Qué debes hacer: Expresa todas las filas siguientes como una tabla en Markdown con dos columnas: «n», para el número de fila, y «Línea», para su texto. Omite las filas en blanco.

[Datos almacenados]
☆ ☆ ☆ ☆ ☆ ☆ ☆

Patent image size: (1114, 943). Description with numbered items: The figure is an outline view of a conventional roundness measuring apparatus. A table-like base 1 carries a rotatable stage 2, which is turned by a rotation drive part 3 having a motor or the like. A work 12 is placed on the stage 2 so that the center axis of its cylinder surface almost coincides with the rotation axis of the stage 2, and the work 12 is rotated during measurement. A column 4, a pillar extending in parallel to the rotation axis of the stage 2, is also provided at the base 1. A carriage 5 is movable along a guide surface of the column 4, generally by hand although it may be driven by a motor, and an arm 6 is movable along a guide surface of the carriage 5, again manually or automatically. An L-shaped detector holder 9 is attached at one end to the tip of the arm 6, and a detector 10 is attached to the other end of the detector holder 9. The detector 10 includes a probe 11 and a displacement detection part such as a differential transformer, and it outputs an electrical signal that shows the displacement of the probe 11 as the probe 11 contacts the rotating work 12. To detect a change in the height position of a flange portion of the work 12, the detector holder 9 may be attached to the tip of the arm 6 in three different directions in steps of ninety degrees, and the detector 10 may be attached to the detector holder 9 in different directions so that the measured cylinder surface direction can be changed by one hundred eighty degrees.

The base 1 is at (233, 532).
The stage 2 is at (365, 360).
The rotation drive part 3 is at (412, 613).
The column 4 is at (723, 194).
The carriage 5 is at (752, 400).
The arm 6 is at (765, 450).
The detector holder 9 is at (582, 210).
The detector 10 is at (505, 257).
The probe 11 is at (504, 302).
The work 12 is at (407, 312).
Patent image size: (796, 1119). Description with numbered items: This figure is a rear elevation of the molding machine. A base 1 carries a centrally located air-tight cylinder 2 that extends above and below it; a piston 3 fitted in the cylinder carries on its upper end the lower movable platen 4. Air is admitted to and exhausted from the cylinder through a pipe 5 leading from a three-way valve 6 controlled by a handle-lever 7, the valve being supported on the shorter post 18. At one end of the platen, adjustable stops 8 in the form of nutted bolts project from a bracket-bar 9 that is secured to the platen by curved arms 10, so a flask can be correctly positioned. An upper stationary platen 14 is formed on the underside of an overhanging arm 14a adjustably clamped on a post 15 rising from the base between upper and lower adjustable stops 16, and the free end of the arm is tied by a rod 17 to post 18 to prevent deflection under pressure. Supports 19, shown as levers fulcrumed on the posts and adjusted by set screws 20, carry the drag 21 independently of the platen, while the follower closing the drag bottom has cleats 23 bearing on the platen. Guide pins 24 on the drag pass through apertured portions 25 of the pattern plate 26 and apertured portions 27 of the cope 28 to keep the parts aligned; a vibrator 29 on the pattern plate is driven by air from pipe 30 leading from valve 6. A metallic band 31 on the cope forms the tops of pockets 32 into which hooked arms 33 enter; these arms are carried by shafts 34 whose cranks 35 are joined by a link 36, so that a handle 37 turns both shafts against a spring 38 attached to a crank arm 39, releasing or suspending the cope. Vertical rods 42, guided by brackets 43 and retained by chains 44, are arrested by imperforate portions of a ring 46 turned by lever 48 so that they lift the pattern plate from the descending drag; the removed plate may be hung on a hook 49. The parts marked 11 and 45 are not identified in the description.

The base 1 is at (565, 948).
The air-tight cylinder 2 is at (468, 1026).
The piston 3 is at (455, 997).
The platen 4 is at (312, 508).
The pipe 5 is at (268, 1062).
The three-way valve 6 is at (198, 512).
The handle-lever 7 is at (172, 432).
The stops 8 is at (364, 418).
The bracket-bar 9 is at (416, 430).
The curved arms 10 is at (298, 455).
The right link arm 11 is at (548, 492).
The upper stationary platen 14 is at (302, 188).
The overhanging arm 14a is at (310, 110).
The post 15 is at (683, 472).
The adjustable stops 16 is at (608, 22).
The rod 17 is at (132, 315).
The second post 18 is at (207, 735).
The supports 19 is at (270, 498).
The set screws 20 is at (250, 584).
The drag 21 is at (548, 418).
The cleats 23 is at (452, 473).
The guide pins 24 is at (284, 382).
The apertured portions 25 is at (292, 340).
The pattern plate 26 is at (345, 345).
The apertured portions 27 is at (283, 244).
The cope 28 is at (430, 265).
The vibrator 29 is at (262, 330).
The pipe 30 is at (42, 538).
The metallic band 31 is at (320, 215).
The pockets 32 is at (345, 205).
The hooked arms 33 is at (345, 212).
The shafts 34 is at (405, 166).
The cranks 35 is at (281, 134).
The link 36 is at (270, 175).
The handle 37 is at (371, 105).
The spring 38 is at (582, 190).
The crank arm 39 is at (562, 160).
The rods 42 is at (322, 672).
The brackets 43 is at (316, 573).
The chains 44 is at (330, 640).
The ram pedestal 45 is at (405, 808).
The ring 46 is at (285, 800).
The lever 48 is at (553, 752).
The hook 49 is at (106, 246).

☆ ☆ ☆ ☆ ☆ ☆ ☆

Respuesta del ejercicio:
| n | Línea |
|---|---|
| 1 | Patent image size: (1114, 943). Description with numbered items: The figure is an outline view of a conventional roundness measuring apparatus. A table-like base 1 carries a rotatable stage 2, which is turned by a rotation drive part 3 having a motor or the like. A work 12 is placed on the stage 2 so that the center axis of its cylinder surface almost coincides with the rotation axis of the stage 2, and the work 12 is rotated during measurement. A column 4, a pillar extending in parallel to the rotation axis of the stage 2, is also provided at the base 1. A carriage 5 is movable along a guide surface of the column 4, generally by hand although it may be driven by a motor, and an arm 6 is movable along a guide surface of the carriage 5, again manually or automatically. An L-shaped detector holder 9 is attached at one end to the tip of the arm 6, and a detector 10 is attached to the other end of the detector holder 9. The detector 10 includes a probe 11 and a displacement detection part such as a differential transformer, and it outputs an electrical signal that shows the displacement of the probe 11 as the probe 11 contacts the rotating work 12. To detect a change in the height position of a flange portion of the work 12, the detector holder 9 may be attached to the tip of the arm 6 in three different directions in steps of ninety degrees, and the detector 10 may be attached to the detector holder 9 in different directions so that the measured cylinder surface direction can be changed by one hundred eighty degrees. |
| 2 | The base 1 is at (233, 532). |
| 3 | The stage 2 is at (365, 360). |
| 4 | The rotation drive part 3 is at (412, 613). |
| 5 | The column 4 is at (723, 194). |
| 6 | The carriage 5 is at (752, 400). |
| 7 | The arm 6 is at (765, 450). |
| 8 | The detector holder 9 is at (582, 210). |
| 9 | The detector 10 is at (505, 257). |
| 10 | The probe 11 is at (504, 302). |
| 11 | The work 12 is at (407, 312). |
| 12 | Patent image size: (796, 1119). Description with numbered items: This figure is a rear elevation of the molding machine. A base 1 carries a centrally located air-tight cylinder 2 that extends above and below it; a piston 3 fitted in the cylinder carries on its upper end the lower movable platen 4. Air is admitted to and exhausted from the cylinder through a pipe 5 leading from a three-way valve 6 controlled by a handle-lever 7, the valve being supported on the shorter post 18. At one end of the platen, adjustable stops 8 in the form of nutted bolts project from a bracket-bar 9 that is secured to the platen by curved arms 10, so a flask can be correctly positioned. An upper stationary platen 14 is formed on the underside of an overhanging arm 14a adjustably clamped on a post 15 rising from the base between upper and lower adjustable stops 16, and the free end of the arm is tied by a rod 17 to post 18 to prevent deflection under pressure. Supports 19, shown as levers fulcrumed on the posts and adjusted by set screws 20, carry the drag 21 independently of the platen, while the follower closing the drag bottom has cleats 23 bearing on the platen. Guide pins 24 on the drag pass through apertured portions 25 of the pattern plate 26 and apertured portions 27 of the cope 28 to keep the parts aligned; a vibrator 29 on the pattern plate is driven by air from pipe 30 leading from valve 6. A metallic band 31 on the cope forms the tops of pockets 32 into which hooked arms 33 enter; these arms are carried by shafts 34 whose cranks 35 are joined by a link 36, so that a handle 37 turns both shafts against a spring 38 attached to a crank arm 39, releasing or suspending the cope. Vertical rods 42, guided by brackets 43 and retained by chains 44, are arrested by imperforate portions of a ring 46 turned by lever 48 so that they lift the pattern plate from the descending drag; the removed plate may be hung on a hook 49. The parts marked 11 and 45 are not identified in the description. |
| 13 | The base 1 is at (565, 948). |
| 14 | The air-tight cylinder 2 is at (468, 1026). |
| 15 | The piston 3 is at (455, 997). |
| 16 | The platen 4 is at (312, 508). |
| 17 | The pipe 5 is at (268, 1062). |
| 18 | The three-way valve 6 is at (198, 512). |
| 19 | The handle-lever 7 is at (172, 432). |
| 20 | The stops 8 is at (364, 418). |
| 21 | The bracket-bar 9 is at (416, 430). |
| 22 | The curved arms 10 is at (298, 455). |
| 23 | The right link arm 11 is at (548, 492). |
| 24 | The upper stationary platen 14 is at (302, 188). |
| 25 | The overhanging arm 14a is at (310, 110). |
| 26 | The post 15 is at (683, 472). |
| 27 | The adjustable stops 16 is at (608, 22). |
| 28 | The rod 17 is at (132, 315). |
| 29 | The second post 18 is at (207, 735). |
| 30 | The supports 19 is at (270, 498). |
| 31 | The set screws 20 is at (250, 584). |
| 32 | The drag 21 is at (548, 418). |
| 33 | The cleats 23 is at (452, 473). |
| 34 | The guide pins 24 is at (284, 382). |
| 35 | The apertured portions 25 is at (292, 340). |
| 36 | The pattern plate 26 is at (345, 345). |
| 37 | The apertured portions 27 is at (283, 244). |
| 38 | The cope 28 is at (430, 265). |
| 39 | The vibrator 29 is at (262, 330). |
| 40 | The pipe 30 is at (42, 538). |
| 41 | The metallic band 31 is at (320, 215). |
| 42 | The pockets 32 is at (345, 205). |
| 43 | The hooked arms 33 is at (345, 212). |
| 44 | The shafts 34 is at (405, 166). |
| 45 | The cranks 35 is at (281, 134). |
| 46 | The link 36 is at (270, 175). |
| 47 | The handle 37 is at (371, 105). |
| 48 | The spring 38 is at (582, 190). |
| 49 | The crank arm 39 is at (562, 160). |
| 50 | The rods 42 is at (322, 672). |
| 51 | The brackets 43 is at (316, 573). |
| 52 | The chains 44 is at (330, 640). |
| 53 | The ram pedestal 45 is at (405, 808). |
| 54 | The ring 46 is at (285, 800). |
| 55 | The lever 48 is at (553, 752). |
| 56 | The hook 49 is at (106, 246). |